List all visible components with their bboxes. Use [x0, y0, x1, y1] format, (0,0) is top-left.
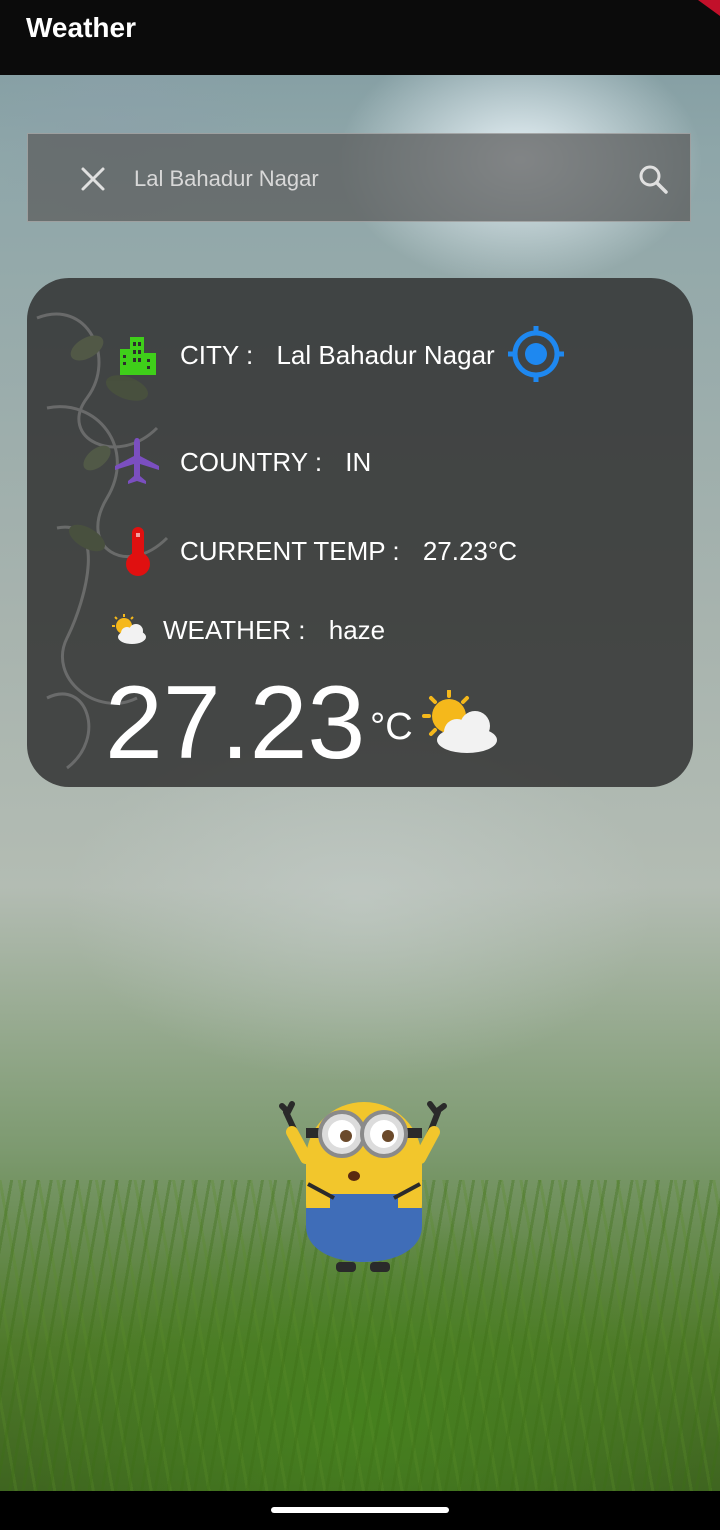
system-navigation-bar — [0, 1491, 720, 1530]
debug-banner-corner — [698, 0, 720, 16]
thermometer-icon — [126, 527, 150, 576]
country-label: COUNTRY : — [180, 447, 323, 477]
temp-value: 27.23°C — [422, 536, 518, 566]
minion-illustration — [279, 1101, 447, 1272]
temperature-unit: °C — [370, 706, 413, 748]
country-row: COUNTRY : IN — [180, 447, 371, 478]
temp-label: CURRENT TEMP : — [180, 536, 400, 566]
search-icon[interactable] — [636, 162, 670, 196]
close-icon[interactable] — [78, 164, 108, 194]
weather-value: haze — [328, 615, 386, 645]
weather-card: CITY : Lal Bahadur Nagar COUNTRY : IN CU… — [27, 278, 693, 787]
airplane-icon — [115, 438, 159, 484]
home-indicator[interactable] — [271, 1507, 449, 1513]
search-bar — [27, 133, 691, 222]
temp-row: CURRENT TEMP : 27.23°C — [180, 536, 517, 567]
sun-behind-cloud-icon — [422, 690, 497, 753]
sun-behind-cloud-icon — [112, 614, 146, 644]
city-label: CITY : — [180, 340, 254, 370]
app-bar: Weather — [0, 0, 720, 75]
search-input[interactable] — [132, 156, 636, 202]
city-value: Lal Bahadur Nagar — [276, 340, 495, 370]
big-temperature: 27.23 — [105, 665, 366, 781]
country-value: IN — [345, 447, 372, 477]
weather-label: WEATHER : — [163, 615, 306, 645]
gps-target-icon[interactable] — [506, 324, 566, 384]
app-title: Weather — [26, 12, 136, 43]
city-row: CITY : Lal Bahadur Nagar — [180, 340, 495, 371]
weather-row: WEATHER : haze — [163, 615, 385, 646]
building-icon — [120, 337, 156, 375]
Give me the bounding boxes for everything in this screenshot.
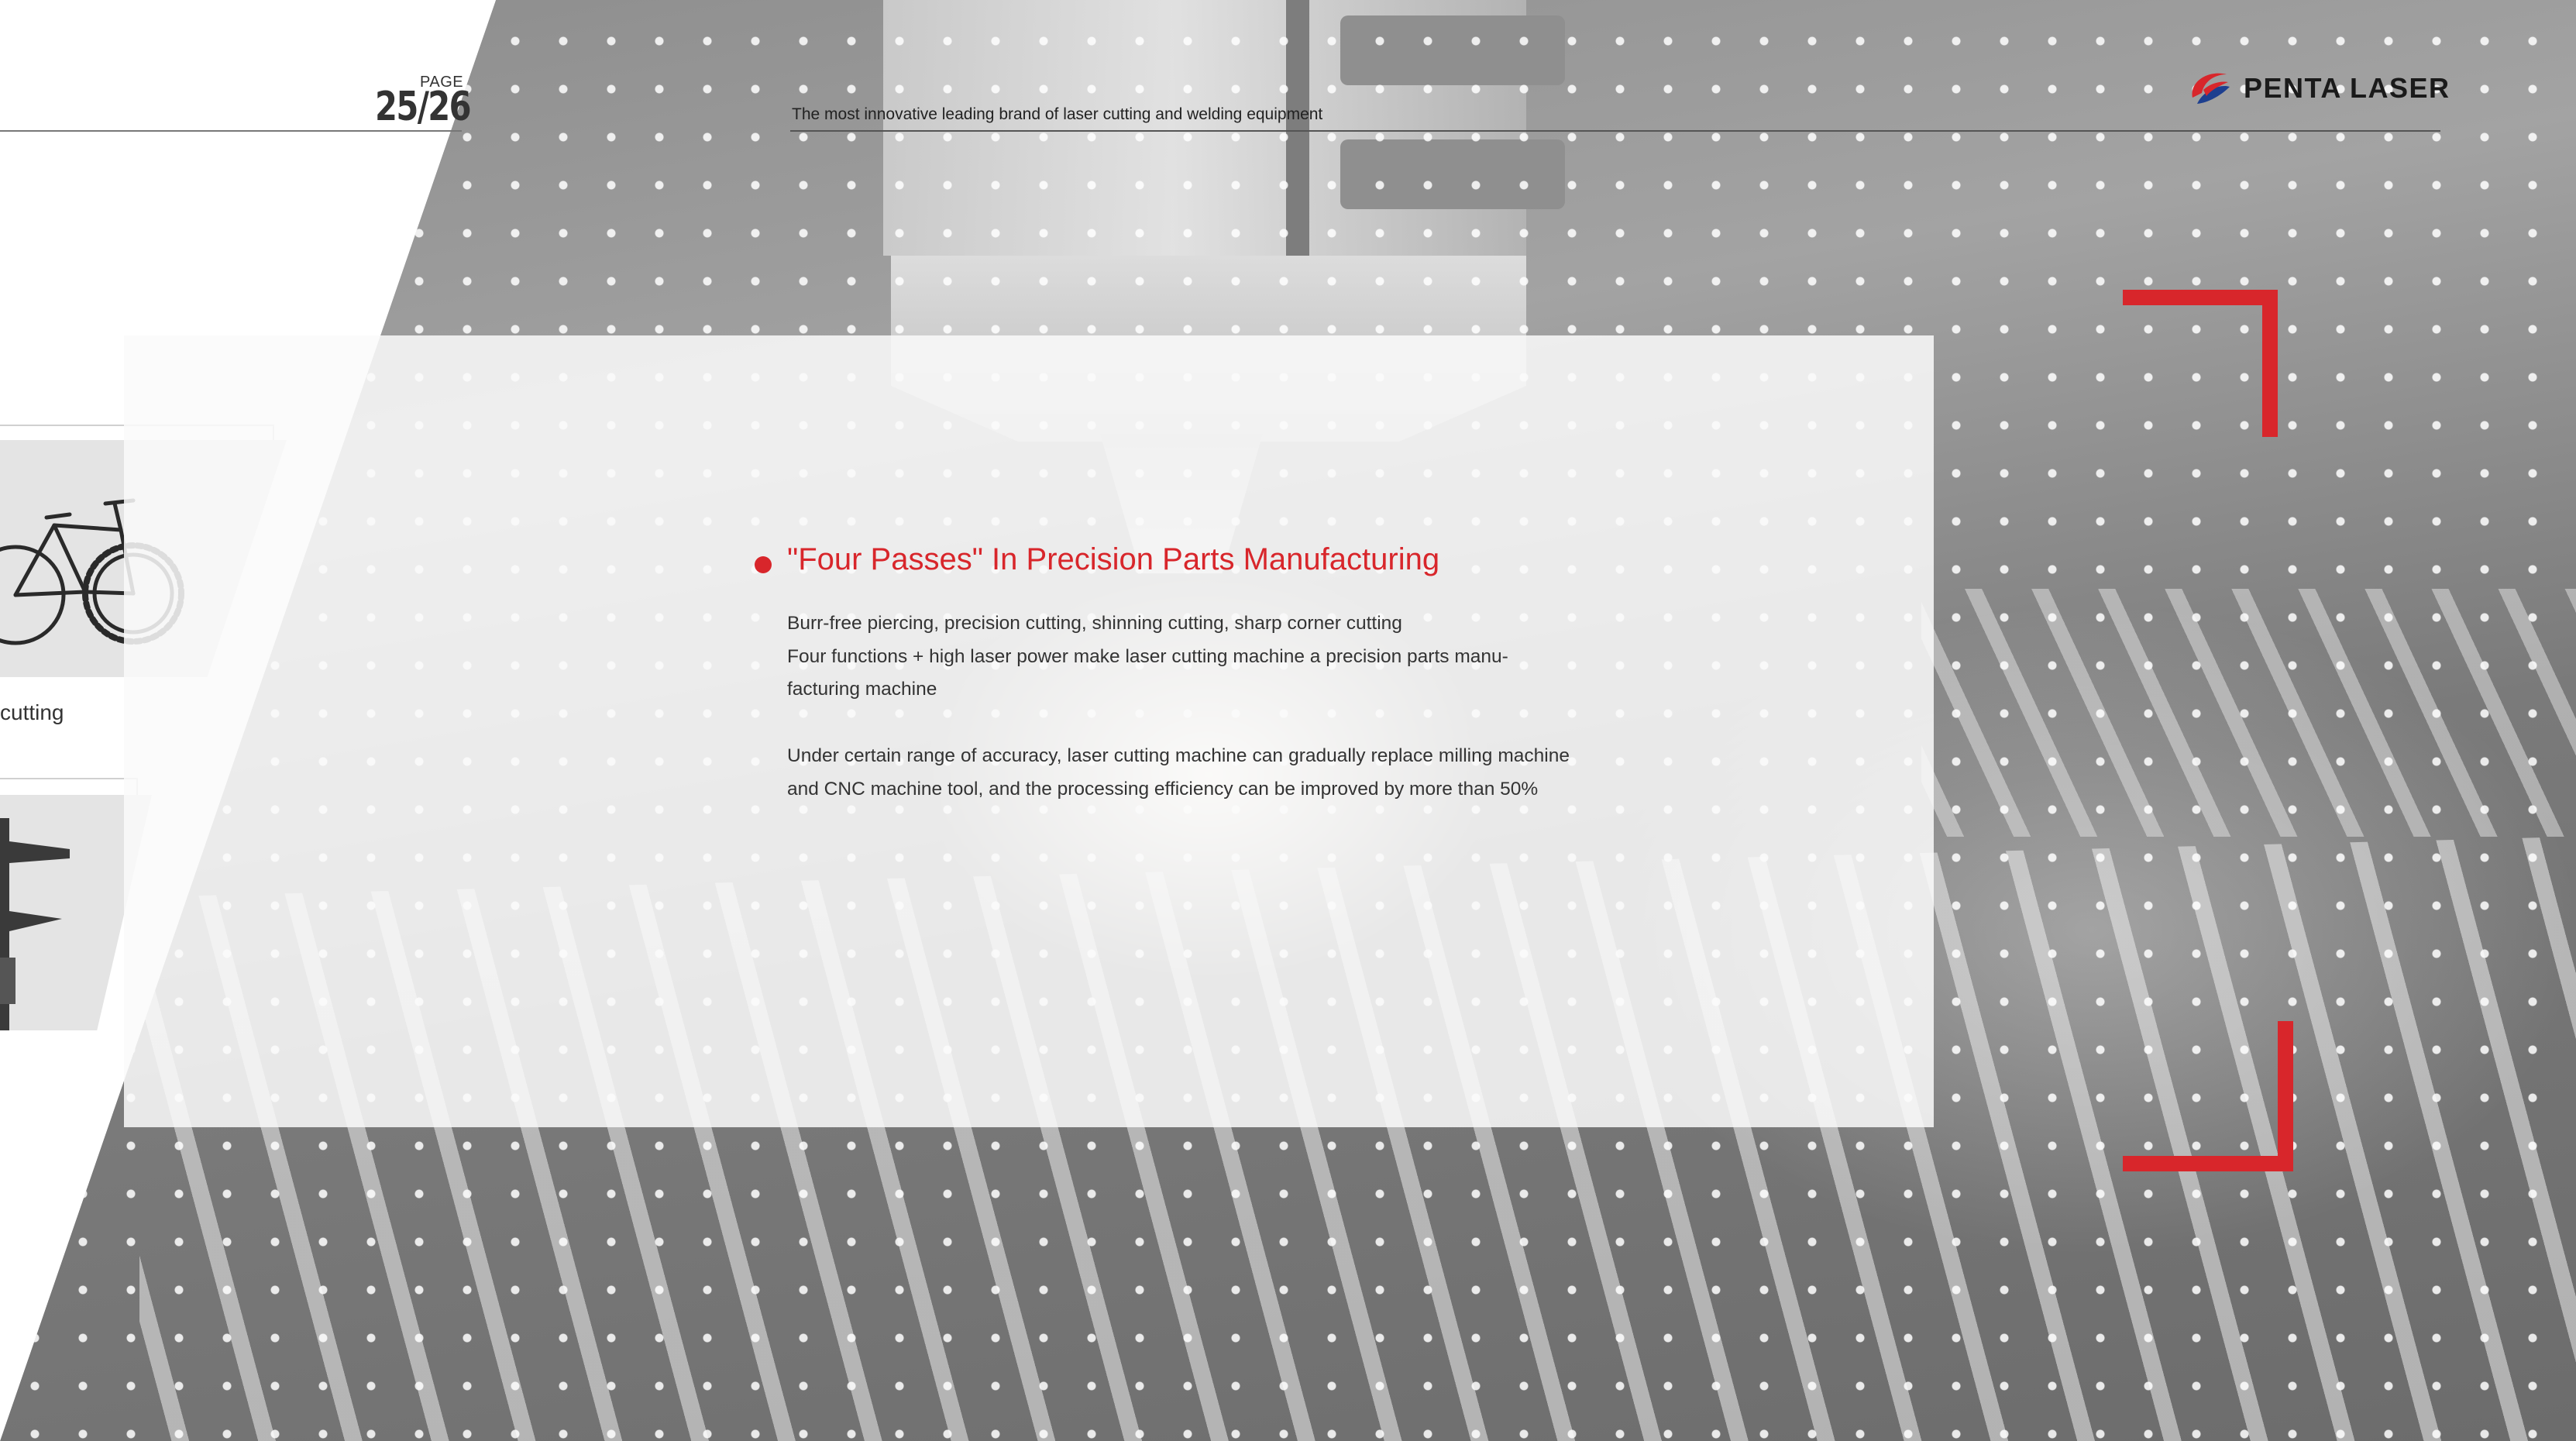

- _PROBLEM DETAILS_: Please write out the data above again, swapping "bboxes" for "bounding boxes" and keeping everything else the same. Leave the pictures out.

- _EXERCISE RESPONSE_:
List all visible components with their bounding boxes. Use [x0, y0, x1, y1] format, (0,0) is top-left.
system-navigation-bar — [0, 1491, 720, 1530]
debug-banner-corner — [698, 0, 720, 16]
thermometer-icon — [126, 527, 150, 576]
country-label: COUNTRY : — [180, 447, 323, 477]
temp-value: 27.23°C — [422, 536, 518, 566]
minion-illustration — [279, 1101, 447, 1272]
temperature-unit: °C — [370, 706, 413, 748]
country-row: COUNTRY : IN — [180, 447, 371, 478]
temp-label: CURRENT TEMP : — [180, 536, 400, 566]
search-icon[interactable] — [636, 162, 670, 196]
close-icon[interactable] — [78, 164, 108, 194]
weather-value: haze — [328, 615, 386, 645]
weather-card: CITY : Lal Bahadur Nagar COUNTRY : IN CU… — [27, 278, 693, 787]
airplane-icon — [115, 438, 159, 484]
home-indicator[interactable] — [271, 1507, 449, 1513]
search-bar — [27, 133, 691, 222]
temp-row: CURRENT TEMP : 27.23°C — [180, 536, 517, 567]
sun-behind-cloud-icon — [422, 690, 497, 753]
sun-behind-cloud-icon — [112, 614, 146, 644]
city-label: CITY : — [180, 340, 254, 370]
app-bar: Weather — [0, 0, 720, 75]
search-input[interactable] — [132, 156, 636, 202]
city-value: Lal Bahadur Nagar — [276, 340, 495, 370]
big-temperature: 27.23 — [105, 665, 366, 781]
country-value: IN — [345, 447, 372, 477]
weather-label: WEATHER : — [163, 615, 306, 645]
gps-target-icon[interactable] — [506, 324, 566, 384]
app-title: Weather — [26, 12, 136, 43]
city-row: CITY : Lal Bahadur Nagar — [180, 340, 495, 371]
weather-row: WEATHER : haze — [163, 615, 385, 646]
building-icon — [120, 337, 156, 375]
Give me the bounding boxes for everything in this screenshot.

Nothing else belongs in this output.